Examine the records and identify each line that includes the string "into". Copy those lines.

-- begin MATERIAL TO PROCESS --

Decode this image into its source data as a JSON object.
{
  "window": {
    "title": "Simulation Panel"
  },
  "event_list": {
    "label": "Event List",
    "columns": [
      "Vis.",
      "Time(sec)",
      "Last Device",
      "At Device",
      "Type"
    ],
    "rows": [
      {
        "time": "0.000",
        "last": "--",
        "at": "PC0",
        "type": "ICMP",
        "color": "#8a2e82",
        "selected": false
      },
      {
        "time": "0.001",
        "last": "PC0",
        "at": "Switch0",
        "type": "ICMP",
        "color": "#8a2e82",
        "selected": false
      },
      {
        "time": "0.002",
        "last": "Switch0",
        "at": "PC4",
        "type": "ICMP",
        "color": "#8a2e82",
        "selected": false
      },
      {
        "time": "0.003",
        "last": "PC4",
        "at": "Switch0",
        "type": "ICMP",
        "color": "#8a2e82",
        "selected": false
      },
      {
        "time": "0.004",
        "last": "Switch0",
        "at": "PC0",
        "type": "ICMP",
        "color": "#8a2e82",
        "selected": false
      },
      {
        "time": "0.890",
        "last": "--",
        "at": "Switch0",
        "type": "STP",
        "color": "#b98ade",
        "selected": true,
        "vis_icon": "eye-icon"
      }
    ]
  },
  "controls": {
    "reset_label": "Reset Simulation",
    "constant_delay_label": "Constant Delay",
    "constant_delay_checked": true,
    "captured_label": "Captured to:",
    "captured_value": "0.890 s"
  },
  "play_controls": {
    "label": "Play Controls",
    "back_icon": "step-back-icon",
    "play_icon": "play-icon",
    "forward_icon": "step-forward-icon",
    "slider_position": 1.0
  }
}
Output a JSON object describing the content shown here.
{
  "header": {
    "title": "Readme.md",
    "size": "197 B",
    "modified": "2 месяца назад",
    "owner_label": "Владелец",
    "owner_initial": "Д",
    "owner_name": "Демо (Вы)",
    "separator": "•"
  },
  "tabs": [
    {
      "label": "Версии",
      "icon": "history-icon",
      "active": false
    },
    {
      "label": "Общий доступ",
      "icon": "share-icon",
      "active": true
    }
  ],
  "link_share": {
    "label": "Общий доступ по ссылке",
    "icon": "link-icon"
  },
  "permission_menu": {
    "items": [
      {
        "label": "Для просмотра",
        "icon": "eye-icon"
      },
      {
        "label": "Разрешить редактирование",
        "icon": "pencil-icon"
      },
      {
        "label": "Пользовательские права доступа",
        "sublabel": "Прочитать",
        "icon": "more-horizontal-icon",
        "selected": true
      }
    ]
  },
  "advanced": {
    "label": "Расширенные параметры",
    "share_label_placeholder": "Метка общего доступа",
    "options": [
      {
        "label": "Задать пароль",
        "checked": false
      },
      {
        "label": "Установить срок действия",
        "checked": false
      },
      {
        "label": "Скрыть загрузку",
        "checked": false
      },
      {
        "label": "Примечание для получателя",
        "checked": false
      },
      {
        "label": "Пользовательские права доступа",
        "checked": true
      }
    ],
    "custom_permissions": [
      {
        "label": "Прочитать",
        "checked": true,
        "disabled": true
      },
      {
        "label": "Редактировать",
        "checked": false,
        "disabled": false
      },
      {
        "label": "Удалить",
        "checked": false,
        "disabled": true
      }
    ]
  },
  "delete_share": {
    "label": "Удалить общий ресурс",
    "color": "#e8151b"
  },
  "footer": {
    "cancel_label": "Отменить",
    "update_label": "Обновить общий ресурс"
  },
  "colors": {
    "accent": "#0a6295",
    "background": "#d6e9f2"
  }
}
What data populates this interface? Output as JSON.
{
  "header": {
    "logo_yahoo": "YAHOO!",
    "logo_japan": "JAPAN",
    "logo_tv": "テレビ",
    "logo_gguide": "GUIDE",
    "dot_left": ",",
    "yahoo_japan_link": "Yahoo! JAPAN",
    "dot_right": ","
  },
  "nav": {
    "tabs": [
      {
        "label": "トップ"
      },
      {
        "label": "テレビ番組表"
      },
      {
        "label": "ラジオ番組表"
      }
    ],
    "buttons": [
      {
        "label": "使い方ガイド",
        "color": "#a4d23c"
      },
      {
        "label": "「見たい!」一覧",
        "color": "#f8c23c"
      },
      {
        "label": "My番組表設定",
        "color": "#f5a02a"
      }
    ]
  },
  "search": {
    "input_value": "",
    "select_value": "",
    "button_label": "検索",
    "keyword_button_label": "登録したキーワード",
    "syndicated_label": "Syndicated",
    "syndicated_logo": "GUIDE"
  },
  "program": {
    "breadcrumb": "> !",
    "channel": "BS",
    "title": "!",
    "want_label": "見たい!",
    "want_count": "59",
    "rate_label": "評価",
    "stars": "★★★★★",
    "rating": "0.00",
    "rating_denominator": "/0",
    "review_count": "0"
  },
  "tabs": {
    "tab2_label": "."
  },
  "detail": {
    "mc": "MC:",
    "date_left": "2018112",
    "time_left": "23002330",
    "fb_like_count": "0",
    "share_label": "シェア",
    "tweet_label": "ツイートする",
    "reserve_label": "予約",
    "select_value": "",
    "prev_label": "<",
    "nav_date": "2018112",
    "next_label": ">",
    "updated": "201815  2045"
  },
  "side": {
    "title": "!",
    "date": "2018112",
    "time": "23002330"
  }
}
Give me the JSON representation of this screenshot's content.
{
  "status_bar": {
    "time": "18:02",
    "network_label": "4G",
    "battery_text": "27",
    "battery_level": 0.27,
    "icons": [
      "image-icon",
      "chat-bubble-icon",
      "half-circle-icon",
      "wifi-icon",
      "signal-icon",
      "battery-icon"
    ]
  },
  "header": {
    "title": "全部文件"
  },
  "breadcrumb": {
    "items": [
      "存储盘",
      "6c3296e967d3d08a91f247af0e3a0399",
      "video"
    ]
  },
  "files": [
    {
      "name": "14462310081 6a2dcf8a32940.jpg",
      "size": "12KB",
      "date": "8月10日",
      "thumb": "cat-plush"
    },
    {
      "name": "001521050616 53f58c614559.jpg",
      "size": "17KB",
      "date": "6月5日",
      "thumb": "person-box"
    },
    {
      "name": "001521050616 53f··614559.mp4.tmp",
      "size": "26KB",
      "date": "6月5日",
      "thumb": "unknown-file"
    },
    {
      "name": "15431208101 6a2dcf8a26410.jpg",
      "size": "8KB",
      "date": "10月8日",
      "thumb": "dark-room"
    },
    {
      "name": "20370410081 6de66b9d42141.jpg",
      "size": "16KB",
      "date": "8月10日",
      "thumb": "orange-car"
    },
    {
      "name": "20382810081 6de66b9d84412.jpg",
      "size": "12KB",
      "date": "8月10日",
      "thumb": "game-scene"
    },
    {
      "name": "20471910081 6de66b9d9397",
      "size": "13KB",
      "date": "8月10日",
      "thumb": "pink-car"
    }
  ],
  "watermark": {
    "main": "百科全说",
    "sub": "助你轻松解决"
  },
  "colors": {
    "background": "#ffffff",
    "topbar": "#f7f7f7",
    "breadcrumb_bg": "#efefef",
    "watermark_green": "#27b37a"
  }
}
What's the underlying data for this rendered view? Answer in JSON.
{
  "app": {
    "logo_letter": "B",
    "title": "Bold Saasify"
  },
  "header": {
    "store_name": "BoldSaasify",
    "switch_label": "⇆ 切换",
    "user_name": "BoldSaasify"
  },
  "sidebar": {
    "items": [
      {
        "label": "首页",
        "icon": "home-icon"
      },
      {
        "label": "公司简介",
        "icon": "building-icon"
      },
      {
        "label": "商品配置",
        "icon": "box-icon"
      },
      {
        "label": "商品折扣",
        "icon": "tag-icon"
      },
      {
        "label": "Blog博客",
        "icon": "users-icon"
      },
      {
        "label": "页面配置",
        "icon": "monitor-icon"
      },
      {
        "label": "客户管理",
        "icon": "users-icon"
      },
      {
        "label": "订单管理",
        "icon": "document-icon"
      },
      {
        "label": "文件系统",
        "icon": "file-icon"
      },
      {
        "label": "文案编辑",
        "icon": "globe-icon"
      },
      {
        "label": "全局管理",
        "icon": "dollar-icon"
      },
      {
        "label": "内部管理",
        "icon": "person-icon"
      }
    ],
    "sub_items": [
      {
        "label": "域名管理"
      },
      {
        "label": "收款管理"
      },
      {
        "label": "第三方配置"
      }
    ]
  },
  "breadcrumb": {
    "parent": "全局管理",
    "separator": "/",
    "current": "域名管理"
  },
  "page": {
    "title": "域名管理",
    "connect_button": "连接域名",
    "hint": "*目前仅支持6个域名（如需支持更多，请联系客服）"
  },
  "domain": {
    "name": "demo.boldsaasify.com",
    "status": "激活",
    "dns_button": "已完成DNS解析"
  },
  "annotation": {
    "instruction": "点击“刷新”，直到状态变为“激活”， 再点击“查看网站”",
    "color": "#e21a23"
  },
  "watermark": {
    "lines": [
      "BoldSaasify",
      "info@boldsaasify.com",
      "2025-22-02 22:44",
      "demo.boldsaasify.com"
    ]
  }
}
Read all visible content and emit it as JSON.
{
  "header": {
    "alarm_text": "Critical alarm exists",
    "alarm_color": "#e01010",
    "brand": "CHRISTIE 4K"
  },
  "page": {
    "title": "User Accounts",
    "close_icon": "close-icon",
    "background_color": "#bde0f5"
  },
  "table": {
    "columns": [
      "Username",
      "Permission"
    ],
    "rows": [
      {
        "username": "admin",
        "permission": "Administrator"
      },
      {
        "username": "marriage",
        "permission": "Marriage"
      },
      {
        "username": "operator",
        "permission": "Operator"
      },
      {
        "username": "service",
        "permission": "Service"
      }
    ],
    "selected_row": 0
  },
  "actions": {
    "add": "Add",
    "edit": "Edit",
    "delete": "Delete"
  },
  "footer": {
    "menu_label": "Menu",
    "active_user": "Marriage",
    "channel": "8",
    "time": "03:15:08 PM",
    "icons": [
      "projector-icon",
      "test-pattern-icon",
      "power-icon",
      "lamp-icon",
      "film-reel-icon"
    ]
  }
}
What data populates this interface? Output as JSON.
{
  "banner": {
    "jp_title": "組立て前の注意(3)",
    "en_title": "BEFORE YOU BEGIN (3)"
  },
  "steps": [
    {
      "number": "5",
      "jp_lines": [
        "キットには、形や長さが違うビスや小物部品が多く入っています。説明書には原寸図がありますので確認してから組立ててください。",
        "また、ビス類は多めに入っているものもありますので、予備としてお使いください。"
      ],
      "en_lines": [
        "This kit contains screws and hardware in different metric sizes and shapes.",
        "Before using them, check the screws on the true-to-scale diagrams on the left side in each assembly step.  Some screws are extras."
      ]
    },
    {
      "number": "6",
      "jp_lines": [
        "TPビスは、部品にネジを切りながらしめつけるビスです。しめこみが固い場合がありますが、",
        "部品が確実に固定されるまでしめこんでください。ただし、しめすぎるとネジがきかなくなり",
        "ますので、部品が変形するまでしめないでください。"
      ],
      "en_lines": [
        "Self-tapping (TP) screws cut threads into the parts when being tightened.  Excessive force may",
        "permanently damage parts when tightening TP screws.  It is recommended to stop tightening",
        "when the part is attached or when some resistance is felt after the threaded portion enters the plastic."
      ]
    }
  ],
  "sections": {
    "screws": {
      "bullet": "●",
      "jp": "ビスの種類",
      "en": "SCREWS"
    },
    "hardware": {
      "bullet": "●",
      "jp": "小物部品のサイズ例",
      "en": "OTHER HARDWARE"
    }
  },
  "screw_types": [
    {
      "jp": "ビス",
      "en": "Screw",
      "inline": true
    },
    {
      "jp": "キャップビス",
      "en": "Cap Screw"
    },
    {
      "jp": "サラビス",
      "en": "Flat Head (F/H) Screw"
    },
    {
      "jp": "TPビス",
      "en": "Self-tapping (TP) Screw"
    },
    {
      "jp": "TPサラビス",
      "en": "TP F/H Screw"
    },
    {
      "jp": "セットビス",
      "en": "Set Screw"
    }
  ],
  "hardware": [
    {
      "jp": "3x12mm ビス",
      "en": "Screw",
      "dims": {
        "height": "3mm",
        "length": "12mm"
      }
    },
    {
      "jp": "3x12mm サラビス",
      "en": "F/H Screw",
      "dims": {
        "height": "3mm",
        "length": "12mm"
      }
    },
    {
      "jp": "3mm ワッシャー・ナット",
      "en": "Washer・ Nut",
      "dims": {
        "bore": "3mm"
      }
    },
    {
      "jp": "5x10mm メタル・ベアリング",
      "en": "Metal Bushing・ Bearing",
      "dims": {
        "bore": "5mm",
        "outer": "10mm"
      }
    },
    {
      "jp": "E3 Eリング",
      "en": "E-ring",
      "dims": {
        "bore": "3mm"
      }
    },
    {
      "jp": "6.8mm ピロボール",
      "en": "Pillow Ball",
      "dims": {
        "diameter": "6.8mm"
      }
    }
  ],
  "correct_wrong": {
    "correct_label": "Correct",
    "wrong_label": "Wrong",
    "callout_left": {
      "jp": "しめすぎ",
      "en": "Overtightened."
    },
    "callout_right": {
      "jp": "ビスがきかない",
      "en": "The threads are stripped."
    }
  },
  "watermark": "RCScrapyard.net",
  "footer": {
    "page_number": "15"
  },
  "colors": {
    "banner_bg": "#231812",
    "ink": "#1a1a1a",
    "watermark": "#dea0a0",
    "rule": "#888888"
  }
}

-- end MATERIAL TO PROCESS --

**SOLUTION:**
Decode this image into its source data as a JSON object.
        "Self-tapping (TP) screws cut threads into the parts when being tightened.  Excessive force may",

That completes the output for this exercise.